_GIVEN EXERCISE_. From the entries that follow, list every line in which the string "cantidad" appears.

_SOURCE MATERIAL_.
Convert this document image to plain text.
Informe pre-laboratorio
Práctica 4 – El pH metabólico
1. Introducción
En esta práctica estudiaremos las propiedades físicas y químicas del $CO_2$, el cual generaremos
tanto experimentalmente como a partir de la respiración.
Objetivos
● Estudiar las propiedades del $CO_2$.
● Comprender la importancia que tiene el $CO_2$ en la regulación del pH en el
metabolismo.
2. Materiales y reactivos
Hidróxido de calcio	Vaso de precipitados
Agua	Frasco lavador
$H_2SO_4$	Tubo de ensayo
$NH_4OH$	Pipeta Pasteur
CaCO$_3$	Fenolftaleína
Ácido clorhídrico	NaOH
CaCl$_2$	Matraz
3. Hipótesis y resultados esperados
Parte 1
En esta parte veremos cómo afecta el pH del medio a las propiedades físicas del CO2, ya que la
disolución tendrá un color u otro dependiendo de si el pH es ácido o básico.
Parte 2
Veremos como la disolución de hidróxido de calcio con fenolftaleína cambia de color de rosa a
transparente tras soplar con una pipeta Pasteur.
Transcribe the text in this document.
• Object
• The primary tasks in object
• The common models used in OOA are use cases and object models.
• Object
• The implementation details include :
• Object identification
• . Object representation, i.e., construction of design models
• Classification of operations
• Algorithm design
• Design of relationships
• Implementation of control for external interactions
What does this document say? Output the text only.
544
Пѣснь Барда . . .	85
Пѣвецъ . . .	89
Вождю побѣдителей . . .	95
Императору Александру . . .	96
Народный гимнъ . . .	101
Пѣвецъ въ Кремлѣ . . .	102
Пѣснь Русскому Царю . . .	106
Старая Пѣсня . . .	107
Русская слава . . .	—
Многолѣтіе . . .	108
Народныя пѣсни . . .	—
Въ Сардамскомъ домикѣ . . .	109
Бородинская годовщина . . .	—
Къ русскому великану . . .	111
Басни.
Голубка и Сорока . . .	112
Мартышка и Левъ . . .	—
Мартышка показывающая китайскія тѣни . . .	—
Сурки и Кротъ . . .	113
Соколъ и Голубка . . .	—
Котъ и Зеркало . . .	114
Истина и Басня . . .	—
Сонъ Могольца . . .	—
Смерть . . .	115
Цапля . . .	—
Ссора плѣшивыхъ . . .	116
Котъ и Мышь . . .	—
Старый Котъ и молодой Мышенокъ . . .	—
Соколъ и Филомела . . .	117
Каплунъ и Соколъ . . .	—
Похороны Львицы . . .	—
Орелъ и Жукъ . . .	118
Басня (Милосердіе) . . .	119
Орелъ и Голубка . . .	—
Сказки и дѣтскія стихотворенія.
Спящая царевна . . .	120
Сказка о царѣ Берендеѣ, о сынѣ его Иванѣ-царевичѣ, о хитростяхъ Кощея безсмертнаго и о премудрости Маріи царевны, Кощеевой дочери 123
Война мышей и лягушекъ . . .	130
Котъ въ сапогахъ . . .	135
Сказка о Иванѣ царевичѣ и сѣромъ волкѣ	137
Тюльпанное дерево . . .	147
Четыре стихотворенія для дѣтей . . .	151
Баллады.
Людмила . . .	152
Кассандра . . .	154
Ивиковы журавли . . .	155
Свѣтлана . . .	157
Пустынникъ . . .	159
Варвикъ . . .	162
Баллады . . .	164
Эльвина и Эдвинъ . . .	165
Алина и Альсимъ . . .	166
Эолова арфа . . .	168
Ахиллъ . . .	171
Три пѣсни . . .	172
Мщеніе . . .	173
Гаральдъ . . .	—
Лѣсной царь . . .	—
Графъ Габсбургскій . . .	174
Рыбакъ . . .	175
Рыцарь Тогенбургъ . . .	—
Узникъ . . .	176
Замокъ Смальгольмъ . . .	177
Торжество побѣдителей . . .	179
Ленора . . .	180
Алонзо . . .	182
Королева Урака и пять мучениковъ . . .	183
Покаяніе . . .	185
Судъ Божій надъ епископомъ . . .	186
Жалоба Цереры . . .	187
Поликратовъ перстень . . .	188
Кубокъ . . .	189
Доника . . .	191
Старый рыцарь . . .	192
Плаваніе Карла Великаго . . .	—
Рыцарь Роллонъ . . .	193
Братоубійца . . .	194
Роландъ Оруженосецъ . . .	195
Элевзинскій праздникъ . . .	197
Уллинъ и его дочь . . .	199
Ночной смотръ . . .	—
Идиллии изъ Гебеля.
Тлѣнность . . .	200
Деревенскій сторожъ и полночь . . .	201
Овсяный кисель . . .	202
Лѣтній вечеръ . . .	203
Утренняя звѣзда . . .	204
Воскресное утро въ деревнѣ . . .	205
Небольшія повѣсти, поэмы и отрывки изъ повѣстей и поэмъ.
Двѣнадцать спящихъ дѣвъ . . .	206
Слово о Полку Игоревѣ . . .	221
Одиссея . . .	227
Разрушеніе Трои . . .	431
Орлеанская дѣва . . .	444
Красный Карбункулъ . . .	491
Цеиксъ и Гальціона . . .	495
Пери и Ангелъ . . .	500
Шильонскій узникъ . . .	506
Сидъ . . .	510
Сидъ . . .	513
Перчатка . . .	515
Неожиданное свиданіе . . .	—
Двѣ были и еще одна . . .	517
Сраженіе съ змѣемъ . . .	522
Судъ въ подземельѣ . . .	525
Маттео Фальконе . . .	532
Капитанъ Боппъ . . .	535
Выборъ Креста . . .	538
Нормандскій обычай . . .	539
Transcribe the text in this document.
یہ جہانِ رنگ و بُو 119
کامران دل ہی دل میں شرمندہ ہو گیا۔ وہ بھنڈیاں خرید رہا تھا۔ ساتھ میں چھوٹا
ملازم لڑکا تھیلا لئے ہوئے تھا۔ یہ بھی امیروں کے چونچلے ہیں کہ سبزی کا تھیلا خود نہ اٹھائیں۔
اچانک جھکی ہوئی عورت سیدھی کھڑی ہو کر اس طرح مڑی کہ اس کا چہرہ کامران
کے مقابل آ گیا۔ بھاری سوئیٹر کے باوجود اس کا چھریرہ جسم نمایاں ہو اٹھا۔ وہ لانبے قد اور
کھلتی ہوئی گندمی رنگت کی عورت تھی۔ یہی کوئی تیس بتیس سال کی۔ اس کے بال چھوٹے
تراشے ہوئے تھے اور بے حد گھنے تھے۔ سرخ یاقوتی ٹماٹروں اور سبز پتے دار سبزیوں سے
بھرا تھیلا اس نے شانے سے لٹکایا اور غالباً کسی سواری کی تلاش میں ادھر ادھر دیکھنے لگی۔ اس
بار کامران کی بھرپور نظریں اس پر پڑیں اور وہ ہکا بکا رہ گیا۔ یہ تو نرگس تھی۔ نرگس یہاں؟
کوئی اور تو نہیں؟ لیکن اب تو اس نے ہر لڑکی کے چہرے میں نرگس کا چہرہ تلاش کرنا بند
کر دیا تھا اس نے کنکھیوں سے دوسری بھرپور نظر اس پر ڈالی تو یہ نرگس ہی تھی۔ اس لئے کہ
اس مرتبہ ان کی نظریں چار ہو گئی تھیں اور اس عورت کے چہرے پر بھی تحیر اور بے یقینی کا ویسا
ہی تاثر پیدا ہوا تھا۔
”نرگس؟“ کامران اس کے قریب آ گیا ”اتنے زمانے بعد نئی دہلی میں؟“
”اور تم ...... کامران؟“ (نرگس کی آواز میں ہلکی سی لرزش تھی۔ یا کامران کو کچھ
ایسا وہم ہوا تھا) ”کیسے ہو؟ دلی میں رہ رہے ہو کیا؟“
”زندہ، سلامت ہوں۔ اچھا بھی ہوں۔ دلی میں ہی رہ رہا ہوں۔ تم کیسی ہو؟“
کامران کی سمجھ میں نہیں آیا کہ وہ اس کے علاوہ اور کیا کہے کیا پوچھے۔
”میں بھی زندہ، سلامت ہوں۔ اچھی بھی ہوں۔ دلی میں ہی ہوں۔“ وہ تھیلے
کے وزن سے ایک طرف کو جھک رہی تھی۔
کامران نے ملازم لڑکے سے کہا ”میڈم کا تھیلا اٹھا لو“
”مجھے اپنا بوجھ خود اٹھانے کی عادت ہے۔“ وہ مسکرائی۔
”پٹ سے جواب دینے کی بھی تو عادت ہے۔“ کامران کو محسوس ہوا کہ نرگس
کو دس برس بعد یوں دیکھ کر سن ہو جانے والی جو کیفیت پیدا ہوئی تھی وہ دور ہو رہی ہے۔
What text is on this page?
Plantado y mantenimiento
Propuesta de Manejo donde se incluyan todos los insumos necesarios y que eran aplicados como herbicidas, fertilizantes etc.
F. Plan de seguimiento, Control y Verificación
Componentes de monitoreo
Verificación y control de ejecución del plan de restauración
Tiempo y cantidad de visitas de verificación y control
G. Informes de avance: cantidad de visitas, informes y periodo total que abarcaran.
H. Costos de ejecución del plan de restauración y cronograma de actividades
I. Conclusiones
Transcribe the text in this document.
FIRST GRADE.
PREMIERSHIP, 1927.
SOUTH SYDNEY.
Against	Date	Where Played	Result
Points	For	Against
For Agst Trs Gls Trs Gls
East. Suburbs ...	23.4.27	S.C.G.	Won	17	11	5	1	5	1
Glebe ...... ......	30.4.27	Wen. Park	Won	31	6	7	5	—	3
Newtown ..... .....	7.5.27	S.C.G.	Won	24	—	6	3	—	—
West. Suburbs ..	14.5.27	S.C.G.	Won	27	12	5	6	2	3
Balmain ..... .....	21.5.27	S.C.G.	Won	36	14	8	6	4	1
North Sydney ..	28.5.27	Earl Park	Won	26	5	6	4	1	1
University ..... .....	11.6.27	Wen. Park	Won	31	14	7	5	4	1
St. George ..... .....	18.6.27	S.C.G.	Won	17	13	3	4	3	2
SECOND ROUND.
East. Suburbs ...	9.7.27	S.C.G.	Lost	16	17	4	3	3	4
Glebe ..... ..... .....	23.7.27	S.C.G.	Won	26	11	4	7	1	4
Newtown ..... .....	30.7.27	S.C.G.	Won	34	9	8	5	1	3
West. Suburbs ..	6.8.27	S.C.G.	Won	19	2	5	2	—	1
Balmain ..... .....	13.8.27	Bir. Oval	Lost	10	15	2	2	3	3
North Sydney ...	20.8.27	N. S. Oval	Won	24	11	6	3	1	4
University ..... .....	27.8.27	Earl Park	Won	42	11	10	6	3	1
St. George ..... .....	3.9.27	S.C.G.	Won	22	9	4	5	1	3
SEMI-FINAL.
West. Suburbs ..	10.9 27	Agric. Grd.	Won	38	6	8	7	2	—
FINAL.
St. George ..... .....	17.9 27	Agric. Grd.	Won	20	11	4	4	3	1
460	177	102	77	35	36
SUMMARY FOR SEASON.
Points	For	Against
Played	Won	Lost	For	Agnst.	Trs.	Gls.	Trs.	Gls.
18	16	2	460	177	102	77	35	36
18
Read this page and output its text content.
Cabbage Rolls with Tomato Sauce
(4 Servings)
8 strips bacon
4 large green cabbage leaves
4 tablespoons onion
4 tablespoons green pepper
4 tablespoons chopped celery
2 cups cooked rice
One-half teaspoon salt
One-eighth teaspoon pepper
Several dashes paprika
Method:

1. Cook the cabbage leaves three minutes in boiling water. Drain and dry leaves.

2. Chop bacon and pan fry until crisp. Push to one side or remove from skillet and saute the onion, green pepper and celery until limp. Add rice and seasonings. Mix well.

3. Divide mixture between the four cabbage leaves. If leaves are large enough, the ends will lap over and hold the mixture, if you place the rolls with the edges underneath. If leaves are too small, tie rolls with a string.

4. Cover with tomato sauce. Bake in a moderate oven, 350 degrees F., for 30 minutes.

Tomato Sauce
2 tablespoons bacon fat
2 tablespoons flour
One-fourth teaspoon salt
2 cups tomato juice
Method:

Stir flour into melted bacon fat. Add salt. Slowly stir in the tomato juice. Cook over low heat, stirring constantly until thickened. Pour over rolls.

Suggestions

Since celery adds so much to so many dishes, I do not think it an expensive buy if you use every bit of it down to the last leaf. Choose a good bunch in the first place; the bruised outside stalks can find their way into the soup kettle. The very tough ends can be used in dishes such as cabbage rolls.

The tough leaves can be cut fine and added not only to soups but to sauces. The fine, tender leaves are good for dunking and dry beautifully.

_RESULT OF THIS EXERCISE_.
Tiempo y cantidad de visitas de verificación y control
G. Informes de avance: cantidad de visitas, informes y periodo total que abarcaran.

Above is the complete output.